### REQUEST:
Return the lines beginning at the one that contains "OCR this image." and continuing to the end of the entries, including both ends, exactly as written and nothing else.

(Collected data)
■ ■ ■ ■ ■

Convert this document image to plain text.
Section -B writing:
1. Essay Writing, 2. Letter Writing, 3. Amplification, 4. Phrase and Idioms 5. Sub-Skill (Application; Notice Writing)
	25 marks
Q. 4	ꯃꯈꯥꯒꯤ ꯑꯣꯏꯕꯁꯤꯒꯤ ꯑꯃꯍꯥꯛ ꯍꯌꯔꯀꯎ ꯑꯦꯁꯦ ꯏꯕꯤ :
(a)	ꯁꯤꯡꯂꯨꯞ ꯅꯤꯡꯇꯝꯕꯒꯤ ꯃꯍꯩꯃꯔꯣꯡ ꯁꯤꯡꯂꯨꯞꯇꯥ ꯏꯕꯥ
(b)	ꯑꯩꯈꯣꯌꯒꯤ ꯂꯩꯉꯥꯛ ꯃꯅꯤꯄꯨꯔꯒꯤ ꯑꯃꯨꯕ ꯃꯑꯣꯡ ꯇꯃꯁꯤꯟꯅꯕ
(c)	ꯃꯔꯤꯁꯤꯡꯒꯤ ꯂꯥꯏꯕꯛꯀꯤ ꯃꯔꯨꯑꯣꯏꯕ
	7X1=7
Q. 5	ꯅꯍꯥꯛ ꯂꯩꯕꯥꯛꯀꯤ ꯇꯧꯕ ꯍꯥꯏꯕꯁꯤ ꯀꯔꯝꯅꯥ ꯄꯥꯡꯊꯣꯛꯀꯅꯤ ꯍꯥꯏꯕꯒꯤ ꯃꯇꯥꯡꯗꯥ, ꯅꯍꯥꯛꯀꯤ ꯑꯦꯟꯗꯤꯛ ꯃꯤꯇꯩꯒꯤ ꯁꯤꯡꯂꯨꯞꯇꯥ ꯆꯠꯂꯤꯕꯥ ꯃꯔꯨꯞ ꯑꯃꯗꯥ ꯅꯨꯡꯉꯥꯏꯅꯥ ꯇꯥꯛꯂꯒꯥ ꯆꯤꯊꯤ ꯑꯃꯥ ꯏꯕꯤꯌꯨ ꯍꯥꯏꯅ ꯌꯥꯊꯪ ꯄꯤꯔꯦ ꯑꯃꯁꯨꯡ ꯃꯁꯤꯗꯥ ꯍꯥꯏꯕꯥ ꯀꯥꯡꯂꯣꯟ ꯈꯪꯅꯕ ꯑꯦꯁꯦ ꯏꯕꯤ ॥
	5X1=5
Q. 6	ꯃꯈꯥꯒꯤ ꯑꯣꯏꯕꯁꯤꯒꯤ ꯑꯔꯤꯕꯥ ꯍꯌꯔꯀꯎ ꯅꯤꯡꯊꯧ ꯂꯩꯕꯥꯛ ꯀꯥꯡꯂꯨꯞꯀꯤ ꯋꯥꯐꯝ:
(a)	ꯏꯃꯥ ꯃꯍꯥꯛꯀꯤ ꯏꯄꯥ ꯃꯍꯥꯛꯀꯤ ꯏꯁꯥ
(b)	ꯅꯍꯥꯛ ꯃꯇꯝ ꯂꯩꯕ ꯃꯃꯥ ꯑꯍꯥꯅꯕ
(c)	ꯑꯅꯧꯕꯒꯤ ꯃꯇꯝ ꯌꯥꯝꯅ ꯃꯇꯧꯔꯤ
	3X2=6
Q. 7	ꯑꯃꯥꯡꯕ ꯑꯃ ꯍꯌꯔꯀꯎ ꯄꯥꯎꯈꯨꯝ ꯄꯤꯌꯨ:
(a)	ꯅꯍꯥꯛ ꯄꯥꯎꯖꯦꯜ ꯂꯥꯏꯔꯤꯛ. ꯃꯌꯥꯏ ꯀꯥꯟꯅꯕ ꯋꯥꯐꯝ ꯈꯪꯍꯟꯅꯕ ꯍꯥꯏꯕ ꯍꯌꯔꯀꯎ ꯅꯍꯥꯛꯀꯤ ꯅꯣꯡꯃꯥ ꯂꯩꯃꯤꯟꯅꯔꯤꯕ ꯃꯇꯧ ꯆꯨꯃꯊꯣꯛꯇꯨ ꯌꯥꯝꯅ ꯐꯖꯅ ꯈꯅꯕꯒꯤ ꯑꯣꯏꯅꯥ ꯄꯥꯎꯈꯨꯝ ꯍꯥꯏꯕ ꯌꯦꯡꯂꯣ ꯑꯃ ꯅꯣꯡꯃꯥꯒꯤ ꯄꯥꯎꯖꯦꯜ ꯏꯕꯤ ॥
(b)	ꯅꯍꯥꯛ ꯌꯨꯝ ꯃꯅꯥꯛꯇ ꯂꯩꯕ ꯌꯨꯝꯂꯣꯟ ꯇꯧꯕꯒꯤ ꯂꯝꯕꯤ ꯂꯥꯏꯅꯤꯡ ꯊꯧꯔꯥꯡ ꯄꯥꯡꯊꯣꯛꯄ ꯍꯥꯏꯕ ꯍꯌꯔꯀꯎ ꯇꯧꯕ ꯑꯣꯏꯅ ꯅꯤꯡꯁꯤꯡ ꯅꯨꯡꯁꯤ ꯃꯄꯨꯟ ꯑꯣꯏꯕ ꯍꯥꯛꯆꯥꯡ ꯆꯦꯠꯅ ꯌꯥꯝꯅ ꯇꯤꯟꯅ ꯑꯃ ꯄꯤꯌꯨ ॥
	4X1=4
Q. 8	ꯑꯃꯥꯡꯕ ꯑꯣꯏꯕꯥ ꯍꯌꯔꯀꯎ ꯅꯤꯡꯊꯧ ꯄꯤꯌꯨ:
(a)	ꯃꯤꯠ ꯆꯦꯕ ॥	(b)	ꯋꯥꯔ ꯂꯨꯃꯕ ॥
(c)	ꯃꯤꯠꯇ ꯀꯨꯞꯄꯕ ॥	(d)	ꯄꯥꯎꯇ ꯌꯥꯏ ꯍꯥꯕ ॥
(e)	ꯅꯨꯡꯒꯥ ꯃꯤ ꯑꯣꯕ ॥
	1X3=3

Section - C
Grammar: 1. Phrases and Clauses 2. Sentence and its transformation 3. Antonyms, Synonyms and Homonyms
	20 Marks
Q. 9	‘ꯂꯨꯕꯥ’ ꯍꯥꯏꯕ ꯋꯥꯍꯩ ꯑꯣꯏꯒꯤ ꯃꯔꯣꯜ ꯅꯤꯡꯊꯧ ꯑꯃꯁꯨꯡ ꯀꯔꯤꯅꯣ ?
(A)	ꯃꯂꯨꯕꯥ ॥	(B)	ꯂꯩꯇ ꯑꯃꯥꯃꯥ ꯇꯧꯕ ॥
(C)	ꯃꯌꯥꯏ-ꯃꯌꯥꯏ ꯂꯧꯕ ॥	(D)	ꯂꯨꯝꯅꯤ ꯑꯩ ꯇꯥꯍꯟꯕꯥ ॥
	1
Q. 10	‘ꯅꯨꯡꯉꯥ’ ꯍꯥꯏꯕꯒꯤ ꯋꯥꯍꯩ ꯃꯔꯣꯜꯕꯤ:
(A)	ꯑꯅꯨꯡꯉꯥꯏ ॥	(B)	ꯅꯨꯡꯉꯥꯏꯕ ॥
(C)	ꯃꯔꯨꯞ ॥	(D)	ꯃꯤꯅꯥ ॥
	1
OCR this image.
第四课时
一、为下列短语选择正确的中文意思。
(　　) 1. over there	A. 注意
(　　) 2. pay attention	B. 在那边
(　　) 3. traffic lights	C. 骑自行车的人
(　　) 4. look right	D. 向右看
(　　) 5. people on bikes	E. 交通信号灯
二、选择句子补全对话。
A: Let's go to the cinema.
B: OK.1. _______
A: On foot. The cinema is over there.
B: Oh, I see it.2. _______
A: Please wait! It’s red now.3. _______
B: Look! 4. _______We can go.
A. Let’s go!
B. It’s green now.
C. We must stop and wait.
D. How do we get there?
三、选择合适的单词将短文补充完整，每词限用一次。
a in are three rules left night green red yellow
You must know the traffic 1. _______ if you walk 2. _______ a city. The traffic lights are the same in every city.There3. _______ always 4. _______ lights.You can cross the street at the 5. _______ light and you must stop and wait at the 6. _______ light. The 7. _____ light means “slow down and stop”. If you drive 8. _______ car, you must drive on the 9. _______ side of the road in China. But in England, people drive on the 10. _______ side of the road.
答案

■ ■ ■ ■ ■

### SOLUTION FOR THIS EXERCISE:
OCR this image.
第四课时
一、为下列短语选择正确的中文意思。
(　　) 1. over there	A. 注意
(　　) 2. pay attention	B. 在那边
(　　) 3. traffic lights	C. 骑自行车的人
(　　) 4. look right	D. 向右看
(　　) 5. people on bikes	E. 交通信号灯
二、选择句子补全对话。
A: Let's go to the cinema.
B: OK.1. _______
A: On foot. The cinema is over there.
B: Oh, I see it.2. _______
A: Please wait! It’s red now.3. _______
B: Look! 4. _______We can go.
A. Let’s go!
B. It’s green now.
C. We must stop and wait.
D. How do we get there?
三、选择合适的单词将短文补充完整，每词限用一次。
a in are three rules left night green red yellow
You must know the traffic 1. _______ if you walk 2. _______ a city. The traffic lights are the same in every city.There3. _______ always 4. _______ lights.You can cross the street at the 5. _______ light and you must stop and wait at the 6. _______ light. The 7. _____ light means “slow down and stop”. If you drive 8. _______ car, you must drive on the 9. _______ side of the road in China. But in England, people drive on the 10. _______ side of the road.
答案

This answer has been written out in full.